## begin DATA TO USE

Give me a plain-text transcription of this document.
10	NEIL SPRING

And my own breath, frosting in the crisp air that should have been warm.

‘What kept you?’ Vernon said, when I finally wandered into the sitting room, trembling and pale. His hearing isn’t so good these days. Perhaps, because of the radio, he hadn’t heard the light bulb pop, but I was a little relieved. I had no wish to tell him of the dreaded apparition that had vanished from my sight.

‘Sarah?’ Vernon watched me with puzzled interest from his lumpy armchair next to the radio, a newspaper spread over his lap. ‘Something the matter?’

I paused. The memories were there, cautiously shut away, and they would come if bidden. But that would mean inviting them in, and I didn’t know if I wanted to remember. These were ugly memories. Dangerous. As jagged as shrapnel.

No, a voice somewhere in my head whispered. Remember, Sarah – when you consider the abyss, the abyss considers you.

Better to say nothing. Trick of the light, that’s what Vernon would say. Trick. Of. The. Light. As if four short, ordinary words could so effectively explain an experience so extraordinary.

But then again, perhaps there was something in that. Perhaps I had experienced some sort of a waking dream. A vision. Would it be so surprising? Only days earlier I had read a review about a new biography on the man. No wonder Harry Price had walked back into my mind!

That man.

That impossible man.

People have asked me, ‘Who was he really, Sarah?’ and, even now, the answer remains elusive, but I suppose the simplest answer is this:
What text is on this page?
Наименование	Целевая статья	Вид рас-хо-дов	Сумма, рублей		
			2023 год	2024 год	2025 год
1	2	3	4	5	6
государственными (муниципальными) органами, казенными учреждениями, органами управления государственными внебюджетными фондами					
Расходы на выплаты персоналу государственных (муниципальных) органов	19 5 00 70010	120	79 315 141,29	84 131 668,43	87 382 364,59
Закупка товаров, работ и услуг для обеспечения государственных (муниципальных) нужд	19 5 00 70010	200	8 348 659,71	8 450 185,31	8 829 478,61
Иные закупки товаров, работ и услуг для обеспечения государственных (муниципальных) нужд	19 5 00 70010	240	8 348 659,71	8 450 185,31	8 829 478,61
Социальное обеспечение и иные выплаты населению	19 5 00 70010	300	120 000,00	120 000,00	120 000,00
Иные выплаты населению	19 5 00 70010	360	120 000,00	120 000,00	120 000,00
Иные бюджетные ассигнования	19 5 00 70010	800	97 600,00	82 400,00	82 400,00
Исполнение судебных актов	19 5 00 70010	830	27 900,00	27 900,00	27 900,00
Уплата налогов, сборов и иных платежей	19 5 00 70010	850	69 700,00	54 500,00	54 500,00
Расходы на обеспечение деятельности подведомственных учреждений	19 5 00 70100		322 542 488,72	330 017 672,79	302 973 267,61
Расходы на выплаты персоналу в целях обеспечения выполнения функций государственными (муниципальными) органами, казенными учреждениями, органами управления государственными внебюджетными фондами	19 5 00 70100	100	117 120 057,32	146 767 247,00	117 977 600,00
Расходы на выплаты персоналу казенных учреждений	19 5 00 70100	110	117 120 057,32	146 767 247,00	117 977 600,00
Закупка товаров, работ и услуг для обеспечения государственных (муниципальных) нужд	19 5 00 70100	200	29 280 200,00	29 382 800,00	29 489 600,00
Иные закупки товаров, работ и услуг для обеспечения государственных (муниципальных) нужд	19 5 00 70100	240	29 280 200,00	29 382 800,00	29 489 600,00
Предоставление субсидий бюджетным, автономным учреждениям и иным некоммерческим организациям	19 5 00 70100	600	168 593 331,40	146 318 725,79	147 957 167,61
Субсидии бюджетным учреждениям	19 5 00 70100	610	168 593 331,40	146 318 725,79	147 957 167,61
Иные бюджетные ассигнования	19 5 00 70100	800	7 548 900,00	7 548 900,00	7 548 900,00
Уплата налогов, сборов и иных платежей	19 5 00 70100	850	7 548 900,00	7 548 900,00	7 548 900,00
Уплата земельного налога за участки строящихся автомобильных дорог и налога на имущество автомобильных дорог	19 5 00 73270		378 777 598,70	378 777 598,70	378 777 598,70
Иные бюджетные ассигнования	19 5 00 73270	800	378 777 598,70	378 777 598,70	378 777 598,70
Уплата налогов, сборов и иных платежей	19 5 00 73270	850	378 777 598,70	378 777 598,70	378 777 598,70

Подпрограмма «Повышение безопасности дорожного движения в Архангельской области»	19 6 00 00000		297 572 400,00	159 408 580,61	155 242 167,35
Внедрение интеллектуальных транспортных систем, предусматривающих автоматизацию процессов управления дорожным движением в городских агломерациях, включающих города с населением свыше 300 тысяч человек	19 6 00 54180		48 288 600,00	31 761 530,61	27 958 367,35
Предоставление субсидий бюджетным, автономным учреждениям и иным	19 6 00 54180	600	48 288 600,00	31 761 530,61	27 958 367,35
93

## end DATA TO USE

◆ WHAT TO WORK ON:
Copy out the whole listing exactly as written.

◆ CORRECT OUTPUT:
Give me a plain-text transcription of this document.
10	NEIL SPRING

And my own breath, frosting in the crisp air that should have been warm.

‘What kept you?’ Vernon said, when I finally wandered into the sitting room, trembling and pale. His hearing isn’t so good these days. Perhaps, because of the radio, he hadn’t heard the light bulb pop, but I was a little relieved. I had no wish to tell him of the dreaded apparition that had vanished from my sight.

‘Sarah?’ Vernon watched me with puzzled interest from his lumpy armchair next to the radio, a newspaper spread over his lap. ‘Something the matter?’

I paused. The memories were there, cautiously shut away, and they would come if bidden. But that would mean inviting them in, and I didn’t know if I wanted to remember. These were ugly memories. Dangerous. As jagged as shrapnel.

No, a voice somewhere in my head whispered. Remember, Sarah – when you consider the abyss, the abyss considers you.

Better to say nothing. Trick of the light, that’s what Vernon would say. Trick. Of. The. Light. As if four short, ordinary words could so effectively explain an experience so extraordinary.

But then again, perhaps there was something in that. Perhaps I had experienced some sort of a waking dream. A vision. Would it be so surprising? Only days earlier I had read a review about a new biography on the man. No wonder Harry Price had walked back into my mind!

That man.

That impossible man.

People have asked me, ‘Who was he really, Sarah?’ and, even now, the answer remains elusive, but I suppose the simplest answer is this:
What text is on this page?
Наименование	Целевая статья	Вид рас-хо-дов	Сумма, рублей		
			2023 год	2024 год	2025 год
1	2	3	4	5	6
государственными (муниципальными) органами, казенными учреждениями, органами управления государственными внебюджетными фондами					
Расходы на выплаты персоналу государственных (муниципальных) органов	19 5 00 70010	120	79 315 141,29	84 131 668,43	87 382 364,59
Закупка товаров, работ и услуг для обеспечения государственных (муниципальных) нужд	19 5 00 70010	200	8 348 659,71	8 450 185,31	8 829 478,61
Иные закупки товаров, работ и услуг для обеспечения государственных (муниципальных) нужд	19 5 00 70010	240	8 348 659,71	8 450 185,31	8 829 478,61
Социальное обеспечение и иные выплаты населению	19 5 00 70010	300	120 000,00	120 000,00	120 000,00
Иные выплаты населению	19 5 00 70010	360	120 000,00	120 000,00	120 000,00
Иные бюджетные ассигнования	19 5 00 70010	800	97 600,00	82 400,00	82 400,00
Исполнение судебных актов	19 5 00 70010	830	27 900,00	27 900,00	27 900,00
Уплата налогов, сборов и иных платежей	19 5 00 70010	850	69 700,00	54 500,00	54 500,00
Расходы на обеспечение деятельности подведомственных учреждений	19 5 00 70100		322 542 488,72	330 017 672,79	302 973 267,61
Расходы на выплаты персоналу в целях обеспечения выполнения функций государственными (муниципальными) органами, казенными учреждениями, органами управления государственными внебюджетными фондами	19 5 00 70100	100	117 120 057,32	146 767 247,00	117 977 600,00
Расходы на выплаты персоналу казенных учреждений	19 5 00 70100	110	117 120 057,32	146 767 247,00	117 977 600,00
Закупка товаров, работ и услуг для обеспечения государственных (муниципальных) нужд	19 5 00 70100	200	29 280 200,00	29 382 800,00	29 489 600,00
Иные закупки товаров, работ и услуг для обеспечения государственных (муниципальных) нужд	19 5 00 70100	240	29 280 200,00	29 382 800,00	29 489 600,00
Предоставление субсидий бюджетным, автономным учреждениям и иным некоммерческим организациям	19 5 00 70100	600	168 593 331,40	146 318 725,79	147 957 167,61
Субсидии бюджетным учреждениям	19 5 00 70100	610	168 593 331,40	146 318 725,79	147 957 167,61
Иные бюджетные ассигнования	19 5 00 70100	800	7 548 900,00	7 548 900,00	7 548 900,00
Уплата налогов, сборов и иных платежей	19 5 00 70100	850	7 548 900,00	7 548 900,00	7 548 900,00
Уплата земельного налога за участки строящихся автомобильных дорог и налога на имущество автомобильных дорог	19 5 00 73270		378 777 598,70	378 777 598,70	378 777 598,70
Иные бюджетные ассигнования	19 5 00 73270	800	378 777 598,70	378 777 598,70	378 777 598,70
Уплата налогов, сборов и иных платежей	19 5 00 73270	850	378 777 598,70	378 777 598,70	378 777 598,70

Подпрограмма «Повышение безопасности дорожного движения в Архангельской области»	19 6 00 00000		297 572 400,00	159 408 580,61	155 242 167,35
Внедрение интеллектуальных транспортных систем, предусматривающих автоматизацию процессов управления дорожным движением в городских агломерациях, включающих города с населением свыше 300 тысяч человек	19 6 00 54180		48 288 600,00	31 761 530,61	27 958 367,35
Предоставление субсидий бюджетным, автономным учреждениям и иным	19 6 00 54180	600	48 288 600,00	31 761 530,61	27 958 367,35
93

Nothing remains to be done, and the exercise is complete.